■ GIVEN REQUEST ■
Note how many lines hold "是等边三角形" and report that number by itself.

■ DATA LINES ■
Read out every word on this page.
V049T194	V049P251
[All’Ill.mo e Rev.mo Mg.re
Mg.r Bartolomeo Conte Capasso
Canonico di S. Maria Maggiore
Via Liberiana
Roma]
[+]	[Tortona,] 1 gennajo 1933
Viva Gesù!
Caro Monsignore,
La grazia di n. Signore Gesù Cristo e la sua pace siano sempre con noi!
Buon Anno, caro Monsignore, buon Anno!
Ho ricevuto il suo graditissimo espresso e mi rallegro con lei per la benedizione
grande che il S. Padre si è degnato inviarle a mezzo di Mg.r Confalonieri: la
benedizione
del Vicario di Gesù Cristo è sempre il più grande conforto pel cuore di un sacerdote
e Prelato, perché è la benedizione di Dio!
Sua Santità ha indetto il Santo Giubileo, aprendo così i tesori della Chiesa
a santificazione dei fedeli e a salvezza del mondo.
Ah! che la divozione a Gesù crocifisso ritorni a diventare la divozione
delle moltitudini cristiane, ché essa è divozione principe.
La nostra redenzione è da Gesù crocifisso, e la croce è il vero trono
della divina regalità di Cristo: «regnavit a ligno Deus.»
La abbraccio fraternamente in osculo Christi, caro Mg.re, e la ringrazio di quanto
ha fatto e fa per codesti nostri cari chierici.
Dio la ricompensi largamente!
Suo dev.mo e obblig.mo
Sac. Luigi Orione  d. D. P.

---

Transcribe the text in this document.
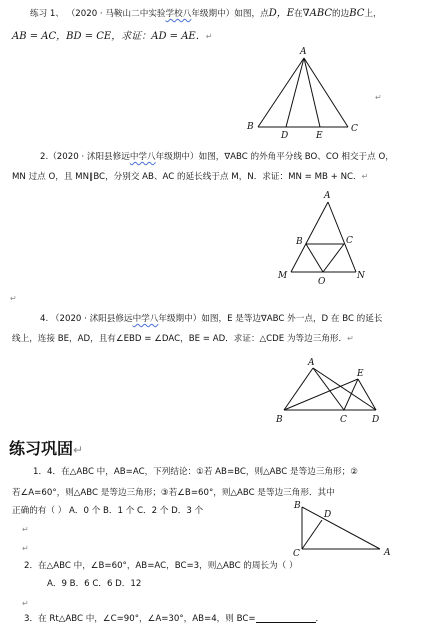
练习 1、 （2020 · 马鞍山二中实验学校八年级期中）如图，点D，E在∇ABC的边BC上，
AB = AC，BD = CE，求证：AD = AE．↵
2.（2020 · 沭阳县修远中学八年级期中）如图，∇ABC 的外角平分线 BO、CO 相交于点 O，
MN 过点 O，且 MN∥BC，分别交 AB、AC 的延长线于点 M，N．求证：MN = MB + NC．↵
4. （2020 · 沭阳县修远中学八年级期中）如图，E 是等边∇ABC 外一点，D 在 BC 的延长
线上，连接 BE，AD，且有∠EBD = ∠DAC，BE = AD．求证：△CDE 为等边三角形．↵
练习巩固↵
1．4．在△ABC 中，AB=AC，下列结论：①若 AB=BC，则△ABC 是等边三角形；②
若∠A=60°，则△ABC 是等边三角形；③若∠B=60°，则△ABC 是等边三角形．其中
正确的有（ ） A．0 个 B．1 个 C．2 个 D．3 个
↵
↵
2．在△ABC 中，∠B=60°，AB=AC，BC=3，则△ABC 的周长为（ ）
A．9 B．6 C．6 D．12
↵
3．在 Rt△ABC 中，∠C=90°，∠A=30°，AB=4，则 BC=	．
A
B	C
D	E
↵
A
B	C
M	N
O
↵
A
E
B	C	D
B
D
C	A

■ RESPONSE BELOW ■
2